What follows are records. Restate all of them word for word.

Input records:
☆ ☆ ☆ ☆ ☆
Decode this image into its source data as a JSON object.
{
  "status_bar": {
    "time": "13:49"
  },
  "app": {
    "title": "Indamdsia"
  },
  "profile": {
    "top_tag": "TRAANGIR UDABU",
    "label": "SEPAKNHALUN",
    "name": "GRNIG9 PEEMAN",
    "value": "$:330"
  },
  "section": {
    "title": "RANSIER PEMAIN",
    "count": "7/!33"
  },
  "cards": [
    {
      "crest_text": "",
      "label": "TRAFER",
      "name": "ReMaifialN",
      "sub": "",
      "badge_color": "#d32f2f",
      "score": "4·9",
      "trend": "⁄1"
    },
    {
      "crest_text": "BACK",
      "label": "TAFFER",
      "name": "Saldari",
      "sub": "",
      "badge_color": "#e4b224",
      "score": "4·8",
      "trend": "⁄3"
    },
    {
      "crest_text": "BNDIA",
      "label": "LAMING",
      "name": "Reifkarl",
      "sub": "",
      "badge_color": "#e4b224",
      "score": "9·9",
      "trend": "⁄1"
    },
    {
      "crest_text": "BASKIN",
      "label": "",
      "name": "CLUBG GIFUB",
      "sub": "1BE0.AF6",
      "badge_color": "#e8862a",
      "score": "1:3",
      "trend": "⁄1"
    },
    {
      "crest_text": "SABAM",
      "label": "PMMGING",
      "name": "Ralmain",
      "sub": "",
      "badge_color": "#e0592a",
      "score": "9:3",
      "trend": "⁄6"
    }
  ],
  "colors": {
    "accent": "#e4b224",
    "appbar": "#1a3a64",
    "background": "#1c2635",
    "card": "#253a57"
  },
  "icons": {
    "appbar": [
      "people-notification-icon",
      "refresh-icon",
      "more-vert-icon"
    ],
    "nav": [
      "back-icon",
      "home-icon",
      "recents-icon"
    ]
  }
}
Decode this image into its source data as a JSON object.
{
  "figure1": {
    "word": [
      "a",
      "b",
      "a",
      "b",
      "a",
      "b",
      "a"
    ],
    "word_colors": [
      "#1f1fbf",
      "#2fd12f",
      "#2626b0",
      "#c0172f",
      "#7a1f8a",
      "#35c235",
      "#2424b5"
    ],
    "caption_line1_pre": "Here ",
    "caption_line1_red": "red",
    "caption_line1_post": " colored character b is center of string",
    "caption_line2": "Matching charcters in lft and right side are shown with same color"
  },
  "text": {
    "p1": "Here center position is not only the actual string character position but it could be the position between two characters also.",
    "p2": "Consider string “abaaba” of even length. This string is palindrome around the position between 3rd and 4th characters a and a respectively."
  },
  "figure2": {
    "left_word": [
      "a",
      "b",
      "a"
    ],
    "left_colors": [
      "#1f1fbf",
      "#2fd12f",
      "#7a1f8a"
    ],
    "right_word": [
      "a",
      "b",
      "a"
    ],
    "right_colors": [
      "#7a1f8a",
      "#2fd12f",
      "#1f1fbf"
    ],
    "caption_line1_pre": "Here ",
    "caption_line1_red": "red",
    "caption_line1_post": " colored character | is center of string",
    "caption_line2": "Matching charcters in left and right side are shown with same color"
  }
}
☆ ☆ ☆ ☆ ☆
Reply:
Decode this image into its source data as a JSON object.
{
  "status_bar": {
    "time": "13:49"
  },
  "app": {
    "title": "Indamdsia"
  },
  "profile": {
    "top_tag": "TRAANGIR UDABU",
    "label": "SEPAKNHALUN",
    "name": "GRNIG9 PEEMAN",
    "value": "$:330"
  },
  "section": {
    "title": "RANSIER PEMAIN",
    "count": "7/!33"
  },
  "cards": [
    {
      "crest_text": "",
      "label": "TRAFER",
      "name": "ReMaifialN",
      "sub": "",
      "badge_color": "#d32f2f",
      "score": "4·9",
      "trend": "⁄1"
    },
    {
      "crest_text": "BACK",
      "label": "TAFFER",
      "name": "Saldari",
      "sub": "",
      "badge_color": "#e4b224",
      "score": "4·8",
      "trend": "⁄3"
    },
    {
      "crest_text": "BNDIA",
      "label": "LAMING",
      "name": "Reifkarl",
      "sub": "",
      "badge_color": "#e4b224",
      "score": "9·9",
      "trend": "⁄1"
    },
    {
      "crest_text": "BASKIN",
      "label": "",
      "name": "CLUBG GIFUB",
      "sub": "1BE0.AF6",
      "badge_color": "#e8862a",
      "score": "1:3",
      "trend": "⁄1"
    },
    {
      "crest_text": "SABAM",
      "label": "PMMGING",
      "name": "Ralmain",
      "sub": "",
      "badge_color": "#e0592a",
      "score": "9:3",
      "trend": "⁄6"
    }
  ],
  "colors": {
    "accent": "#e4b224",
    "appbar": "#1a3a64",
    "background": "#1c2635",
    "card": "#253a57"
  },
  "icons": {
    "appbar": [
      "people-notification-icon",
      "refresh-icon",
      "more-vert-icon"
    ],
    "nav": [
      "back-icon",
      "home-icon",
      "recents-icon"
    ]
  }
}
Decode this image into its source data as a JSON object.
{
  "figure1": {
    "word": [
      "a",
      "b",
      "a",
      "b",
      "a",
      "b",
      "a"
    ],
    "word_colors": [
      "#1f1fbf",
      "#2fd12f",
      "#2626b0",
      "#c0172f",
      "#7a1f8a",
      "#35c235",
      "#2424b5"
    ],
    "caption_line1_pre": "Here ",
    "caption_line1_red": "red",
    "caption_line1_post": " colored character b is center of string",
    "caption_line2": "Matching charcters in lft and right side are shown with same color"
  },
  "text": {
    "p1": "Here center position is not only the actual string character position but it could be the position between two characters also.",
    "p2": "Consider string “abaaba” of even length. This string is palindrome around the position between 3rd and 4th characters a and a respectively."
  },
  "figure2": {
    "left_word": [
      "a",
      "b",
      "a"
    ],
    "left_colors": [
      "#1f1fbf",
      "#2fd12f",
      "#7a1f8a"
    ],
    "right_word": [
      "a",
      "b",
      "a"
    ],
    "right_colors": [
      "#7a1f8a",
      "#2fd12f",
      "#1f1fbf"
    ],
    "caption_line1_pre": "Here ",
    "caption_line1_red": "red",
    "caption_line1_post": " colored character | is center of string",
    "caption_line2": "Matching charcters in left and right side are shown with same color"
  }
}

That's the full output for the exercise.